● **WORK INSTRUCTIONS**
Extract every line that includes the string "SZEFA".

● **DATA ROWS**
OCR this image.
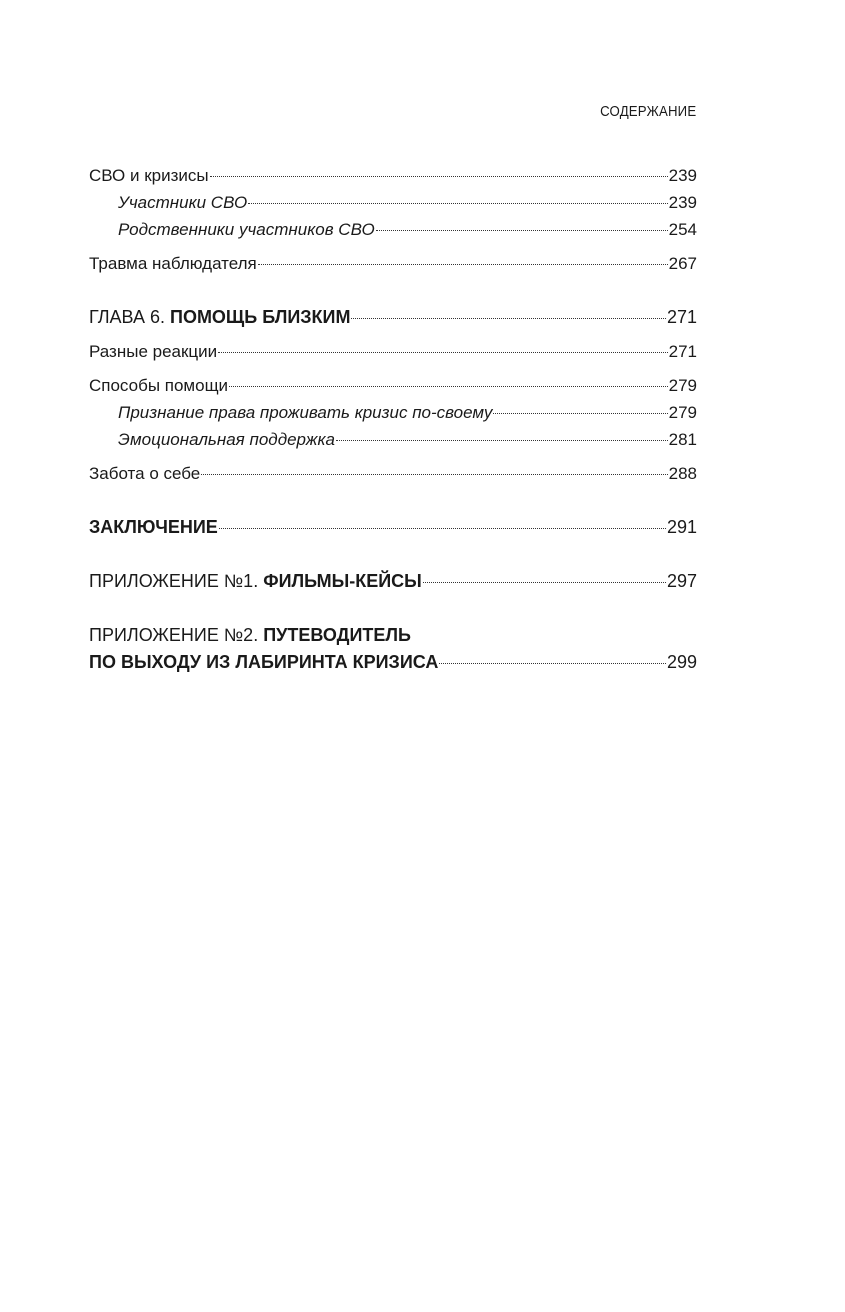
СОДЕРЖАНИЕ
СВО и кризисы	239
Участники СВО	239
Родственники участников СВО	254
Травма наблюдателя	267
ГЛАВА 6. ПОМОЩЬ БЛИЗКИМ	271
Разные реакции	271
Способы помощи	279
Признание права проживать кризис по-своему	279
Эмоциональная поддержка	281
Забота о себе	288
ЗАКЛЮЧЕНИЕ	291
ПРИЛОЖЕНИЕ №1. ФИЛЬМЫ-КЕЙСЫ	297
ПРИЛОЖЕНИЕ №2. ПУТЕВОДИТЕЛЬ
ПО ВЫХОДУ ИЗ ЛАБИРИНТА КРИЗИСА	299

--

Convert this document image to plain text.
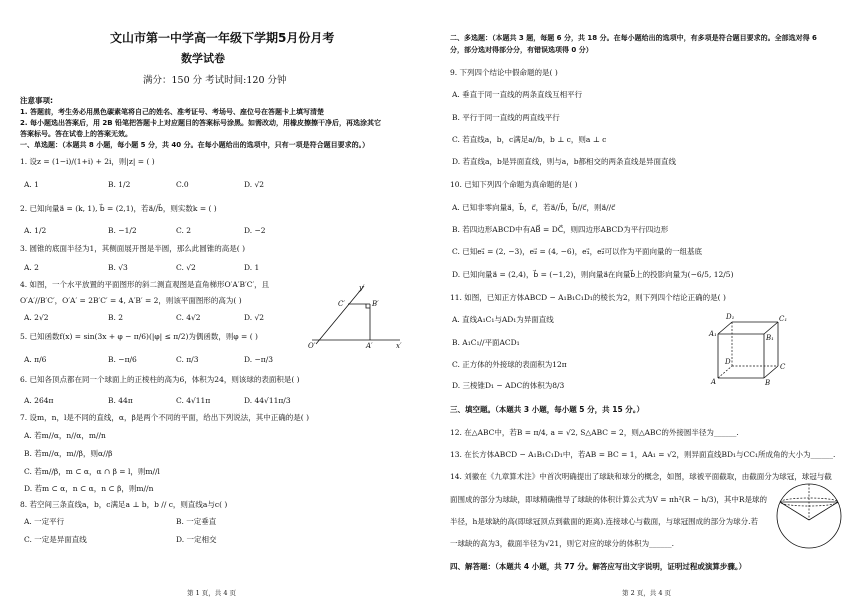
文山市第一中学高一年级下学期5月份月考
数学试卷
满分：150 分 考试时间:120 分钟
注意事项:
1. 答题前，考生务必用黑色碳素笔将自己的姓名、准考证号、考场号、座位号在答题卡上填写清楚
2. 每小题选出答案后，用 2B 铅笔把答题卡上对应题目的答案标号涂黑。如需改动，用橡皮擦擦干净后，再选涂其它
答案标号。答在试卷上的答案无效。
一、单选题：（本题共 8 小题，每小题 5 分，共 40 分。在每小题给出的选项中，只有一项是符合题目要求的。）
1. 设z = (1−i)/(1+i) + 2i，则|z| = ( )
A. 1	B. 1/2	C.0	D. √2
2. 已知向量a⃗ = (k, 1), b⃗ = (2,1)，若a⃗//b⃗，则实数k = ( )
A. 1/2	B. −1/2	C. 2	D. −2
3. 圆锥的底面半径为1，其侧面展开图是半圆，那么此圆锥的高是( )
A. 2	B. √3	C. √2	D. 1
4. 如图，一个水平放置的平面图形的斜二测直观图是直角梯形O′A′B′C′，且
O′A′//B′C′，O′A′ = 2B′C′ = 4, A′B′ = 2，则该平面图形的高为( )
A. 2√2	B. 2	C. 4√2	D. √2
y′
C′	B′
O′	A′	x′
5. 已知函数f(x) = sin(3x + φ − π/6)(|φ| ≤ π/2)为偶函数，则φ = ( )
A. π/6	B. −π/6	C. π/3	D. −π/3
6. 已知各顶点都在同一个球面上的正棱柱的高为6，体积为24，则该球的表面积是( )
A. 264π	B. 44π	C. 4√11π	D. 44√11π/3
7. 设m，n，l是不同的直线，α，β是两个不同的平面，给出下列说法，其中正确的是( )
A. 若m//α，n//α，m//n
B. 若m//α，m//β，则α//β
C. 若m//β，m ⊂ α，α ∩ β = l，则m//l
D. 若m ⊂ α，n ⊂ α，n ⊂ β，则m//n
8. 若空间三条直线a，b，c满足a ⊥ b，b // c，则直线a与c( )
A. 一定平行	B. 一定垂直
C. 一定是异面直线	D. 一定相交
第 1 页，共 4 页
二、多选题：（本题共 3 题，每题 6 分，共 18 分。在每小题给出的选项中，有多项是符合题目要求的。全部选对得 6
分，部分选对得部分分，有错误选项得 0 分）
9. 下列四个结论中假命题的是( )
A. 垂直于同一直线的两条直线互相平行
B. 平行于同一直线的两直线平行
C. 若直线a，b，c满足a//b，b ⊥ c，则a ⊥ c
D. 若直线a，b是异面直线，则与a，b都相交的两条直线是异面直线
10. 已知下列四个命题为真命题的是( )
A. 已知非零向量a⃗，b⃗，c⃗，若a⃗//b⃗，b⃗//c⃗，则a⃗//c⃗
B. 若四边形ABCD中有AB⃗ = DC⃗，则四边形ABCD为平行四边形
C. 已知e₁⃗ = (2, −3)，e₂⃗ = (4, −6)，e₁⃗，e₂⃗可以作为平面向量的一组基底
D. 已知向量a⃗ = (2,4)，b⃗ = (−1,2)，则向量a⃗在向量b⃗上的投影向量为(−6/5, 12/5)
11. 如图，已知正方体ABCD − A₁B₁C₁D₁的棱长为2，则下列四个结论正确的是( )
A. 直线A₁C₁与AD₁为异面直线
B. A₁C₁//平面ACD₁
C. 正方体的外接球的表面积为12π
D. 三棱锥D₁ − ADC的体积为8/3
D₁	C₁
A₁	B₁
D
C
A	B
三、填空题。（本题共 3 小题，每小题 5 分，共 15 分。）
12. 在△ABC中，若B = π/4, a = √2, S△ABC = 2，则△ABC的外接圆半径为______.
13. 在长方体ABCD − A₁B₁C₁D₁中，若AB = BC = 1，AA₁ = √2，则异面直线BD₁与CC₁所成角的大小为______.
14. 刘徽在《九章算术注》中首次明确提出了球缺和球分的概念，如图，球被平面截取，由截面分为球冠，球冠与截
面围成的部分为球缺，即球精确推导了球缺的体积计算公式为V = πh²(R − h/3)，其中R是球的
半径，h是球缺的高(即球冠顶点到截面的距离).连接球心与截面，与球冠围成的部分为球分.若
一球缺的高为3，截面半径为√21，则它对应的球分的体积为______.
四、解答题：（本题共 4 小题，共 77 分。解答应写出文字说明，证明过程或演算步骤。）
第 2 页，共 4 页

==

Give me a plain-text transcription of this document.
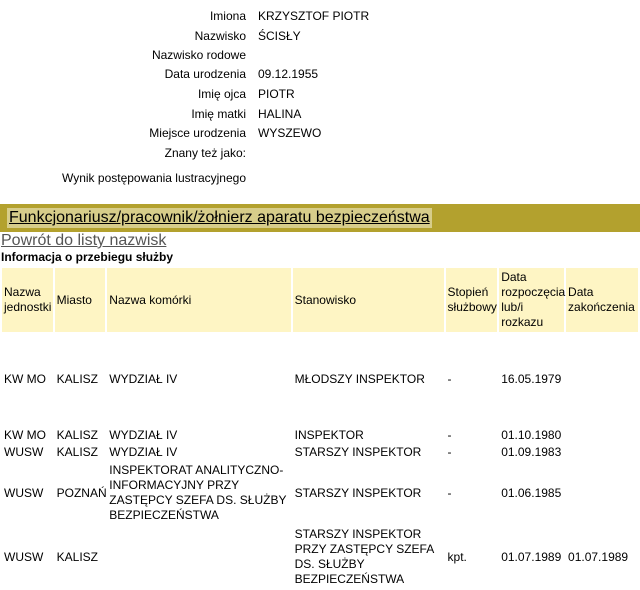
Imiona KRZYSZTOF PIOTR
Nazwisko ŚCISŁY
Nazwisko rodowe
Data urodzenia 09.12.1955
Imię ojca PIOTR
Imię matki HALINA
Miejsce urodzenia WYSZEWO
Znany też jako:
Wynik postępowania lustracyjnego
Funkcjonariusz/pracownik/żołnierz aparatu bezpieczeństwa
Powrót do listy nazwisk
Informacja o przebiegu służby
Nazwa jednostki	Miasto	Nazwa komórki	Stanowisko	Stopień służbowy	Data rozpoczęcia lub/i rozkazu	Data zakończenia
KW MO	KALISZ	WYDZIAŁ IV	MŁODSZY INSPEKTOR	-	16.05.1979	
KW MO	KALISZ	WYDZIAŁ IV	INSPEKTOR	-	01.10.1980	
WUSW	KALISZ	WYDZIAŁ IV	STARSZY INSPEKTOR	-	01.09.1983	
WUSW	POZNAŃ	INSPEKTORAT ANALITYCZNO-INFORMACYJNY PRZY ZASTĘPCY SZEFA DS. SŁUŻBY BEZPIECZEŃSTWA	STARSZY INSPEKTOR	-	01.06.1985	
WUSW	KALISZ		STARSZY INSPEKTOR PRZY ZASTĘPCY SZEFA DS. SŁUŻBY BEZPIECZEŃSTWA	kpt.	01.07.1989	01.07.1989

● **RESULT OF THIS TASK**
WUSW	POZNAŃ	INSPEKTORAT ANALITYCZNO-INFORMACYJNY PRZY ZASTĘPCY SZEFA DS. SŁUŻBY BEZPIECZEŃSTWA	STARSZY INSPEKTOR	-	01.06.1985	
WUSW	KALISZ		STARSZY INSPEKTOR PRZY ZASTĘPCY SZEFA DS. SŁUŻBY BEZPIECZEŃSTWA	kpt.	01.07.1989	01.07.1989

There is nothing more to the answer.